- **What you will do**:
**1)** Answer these questions from the memo discussion:
(a) According to the discussion, innate biological differences between men and women should show more clearly among which age group, 19 year olds or 9 year olds?
(b) How many pages long is the document the discussion describes?
(c) Where could the author have posted it without any problems, according to one commenter?
**2)** Rewrite the memo discussion starting at "As we get older, 1)" and ending at "culture and society.", with "genetics" in place of "biology".

As we get older, 1) sexual differentiation becomes more distinct, and 2) the effects of childhood cultural conditioning become less important, so it’s precisely among 19 year olds (rather than among 9 year olds) where you would expect to find innate biological differences between men and women present themselves more clearly.
Anyway the fact that gender differences in interests are the widest in more gender-equal societies kind of underscores that discrimination is not the answer here.
It’s laughable that it’s “fairly clearly correct on the merits”. There’s no reason to believe that all or most or even any significant portion of these disparities are driven by biology rather than culture and society.
Sure there’s reason for people to believe it. They want to believe it, so they believe it.
The fact is, nobody knows what the cause of the disparity is, and a lot of people would really love to find out, because if we did, we could maybe increase the number of people going into STEM fields, and not lose people (of both genders) who have the aptitude to be very good at it. But memos like this don’t bring us any closer to true understanding, and in fact hinder efforts at gaining that true understanding.
And if he had posted this on his personal blog, I doubt that there would have been any problems at all. But what you do on company time using company resources is absolutely the company’s business, and if what you do on their time using their resources is awkward or embarrassing for them, yes, they can fire you.
Yeah, why don’t you send out a ten page missive to all your coworkers sharply criticizing your employer and let me know how that works out for you.
In the absence of a definitive answer I think a good working model would be to stop shoehorning human nature into an ideological construct, because short of mandatory hormone therapy for everyone I don’t see how it can we even entertain the idea that men and women should, nay, must have an exact 50-50 representation among different fields of activity.
My guess is that the type of person who would write a completely unsolicited, 10-page treatise on such a controversial topic and post it with the expectation that Google execs would somehow not be embarrassed by it, is the type of person that probably does other stupid, arrogant things. Like dominate meetings with pontifications no one else cares about.
If the totality of all of these stupid, arrogant things is outweighed by his productivity and value to Google, then he probably wouldn’t have been fired.
So I assume he was fired because the above equation didn’t come out in his favor.
Uh, what? Are you saying women are somehow being tricked or compelled into seeking jobs in tech and politics?

- **Entries shown**:
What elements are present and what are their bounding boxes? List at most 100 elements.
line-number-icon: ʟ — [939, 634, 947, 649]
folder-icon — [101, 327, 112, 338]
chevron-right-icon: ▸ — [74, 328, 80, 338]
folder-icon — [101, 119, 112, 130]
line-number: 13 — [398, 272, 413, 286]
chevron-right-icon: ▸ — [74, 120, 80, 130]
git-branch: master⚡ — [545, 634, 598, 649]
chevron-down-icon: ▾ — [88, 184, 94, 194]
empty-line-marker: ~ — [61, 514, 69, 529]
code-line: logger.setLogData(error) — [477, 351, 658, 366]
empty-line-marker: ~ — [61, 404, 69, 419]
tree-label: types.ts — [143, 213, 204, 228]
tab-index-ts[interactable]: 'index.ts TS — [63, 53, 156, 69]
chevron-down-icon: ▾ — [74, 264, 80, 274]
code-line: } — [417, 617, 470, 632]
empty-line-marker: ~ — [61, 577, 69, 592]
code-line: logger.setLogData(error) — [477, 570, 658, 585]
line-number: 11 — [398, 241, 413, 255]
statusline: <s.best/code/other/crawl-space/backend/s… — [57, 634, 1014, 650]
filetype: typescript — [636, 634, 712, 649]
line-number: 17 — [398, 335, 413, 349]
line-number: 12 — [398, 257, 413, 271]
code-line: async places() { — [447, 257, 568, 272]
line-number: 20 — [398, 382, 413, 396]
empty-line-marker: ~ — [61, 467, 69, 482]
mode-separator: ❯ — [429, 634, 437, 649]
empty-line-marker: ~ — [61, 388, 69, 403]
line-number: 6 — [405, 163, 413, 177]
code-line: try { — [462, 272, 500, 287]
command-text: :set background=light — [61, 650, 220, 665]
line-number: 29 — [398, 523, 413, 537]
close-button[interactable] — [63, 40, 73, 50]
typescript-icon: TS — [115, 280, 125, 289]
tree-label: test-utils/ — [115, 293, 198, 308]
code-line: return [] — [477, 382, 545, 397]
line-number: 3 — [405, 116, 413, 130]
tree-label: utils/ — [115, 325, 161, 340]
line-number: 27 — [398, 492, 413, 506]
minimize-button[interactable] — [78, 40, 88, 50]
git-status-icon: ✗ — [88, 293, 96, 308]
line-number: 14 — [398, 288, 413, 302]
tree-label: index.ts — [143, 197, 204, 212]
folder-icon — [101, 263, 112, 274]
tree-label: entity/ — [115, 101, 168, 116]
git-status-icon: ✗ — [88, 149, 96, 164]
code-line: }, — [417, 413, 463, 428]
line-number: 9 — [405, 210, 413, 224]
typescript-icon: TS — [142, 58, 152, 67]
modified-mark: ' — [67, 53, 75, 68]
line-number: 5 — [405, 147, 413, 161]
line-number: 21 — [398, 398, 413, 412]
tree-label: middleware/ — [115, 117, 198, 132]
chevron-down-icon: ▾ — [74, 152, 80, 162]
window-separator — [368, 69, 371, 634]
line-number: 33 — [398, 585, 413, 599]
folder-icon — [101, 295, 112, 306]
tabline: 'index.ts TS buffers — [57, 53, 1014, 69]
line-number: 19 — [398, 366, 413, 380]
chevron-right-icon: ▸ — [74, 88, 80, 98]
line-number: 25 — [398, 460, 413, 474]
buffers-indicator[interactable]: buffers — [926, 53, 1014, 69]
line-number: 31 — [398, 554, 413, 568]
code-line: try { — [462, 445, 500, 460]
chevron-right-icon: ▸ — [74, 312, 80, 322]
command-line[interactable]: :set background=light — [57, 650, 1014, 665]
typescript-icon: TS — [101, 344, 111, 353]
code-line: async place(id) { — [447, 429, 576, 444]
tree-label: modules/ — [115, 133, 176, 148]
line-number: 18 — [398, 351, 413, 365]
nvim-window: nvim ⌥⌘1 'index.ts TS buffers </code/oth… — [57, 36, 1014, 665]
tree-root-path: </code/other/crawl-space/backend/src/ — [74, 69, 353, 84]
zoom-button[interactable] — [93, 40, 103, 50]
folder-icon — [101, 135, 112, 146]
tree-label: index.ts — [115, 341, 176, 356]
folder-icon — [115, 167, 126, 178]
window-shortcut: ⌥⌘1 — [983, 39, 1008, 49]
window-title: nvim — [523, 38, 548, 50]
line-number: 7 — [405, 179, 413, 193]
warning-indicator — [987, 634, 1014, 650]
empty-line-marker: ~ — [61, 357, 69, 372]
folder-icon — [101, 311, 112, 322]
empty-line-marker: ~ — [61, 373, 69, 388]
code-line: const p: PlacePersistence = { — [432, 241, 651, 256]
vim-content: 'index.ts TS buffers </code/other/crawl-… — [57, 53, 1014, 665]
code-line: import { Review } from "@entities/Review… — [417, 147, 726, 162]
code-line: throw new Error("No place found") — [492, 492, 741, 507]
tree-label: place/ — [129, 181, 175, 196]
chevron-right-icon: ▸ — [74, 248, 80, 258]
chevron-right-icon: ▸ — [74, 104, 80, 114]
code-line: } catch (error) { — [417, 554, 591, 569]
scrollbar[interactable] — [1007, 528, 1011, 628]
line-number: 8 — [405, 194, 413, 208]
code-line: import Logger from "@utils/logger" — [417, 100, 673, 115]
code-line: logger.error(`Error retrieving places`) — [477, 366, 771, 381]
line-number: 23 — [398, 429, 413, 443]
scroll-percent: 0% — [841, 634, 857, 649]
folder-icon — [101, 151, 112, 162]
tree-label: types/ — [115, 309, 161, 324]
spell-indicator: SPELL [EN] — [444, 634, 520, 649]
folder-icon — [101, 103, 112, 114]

- **Exercise answers**:
**1)**
(a) Among 19 year olds.
(b) Ten pages.
(c) On his personal blog.

**2)**
As we get older, 1) sexual differentiation becomes more distinct, and 2) the effects of childhood cultural conditioning become less important, so it’s precisely among 19 year olds (rather than among 9 year olds) where you would expect to find innate biological differences between men and women present themselves more clearly.
Anyway the fact that gender differences in interests are the widest in more gender-equal societies kind of underscores that discrimination is not the answer here.
It’s laughable that it’s “fairly clearly correct on the merits”. There’s no reason to believe that all or most or even any significant portion of these disparities are driven by genetics rather than culture and society.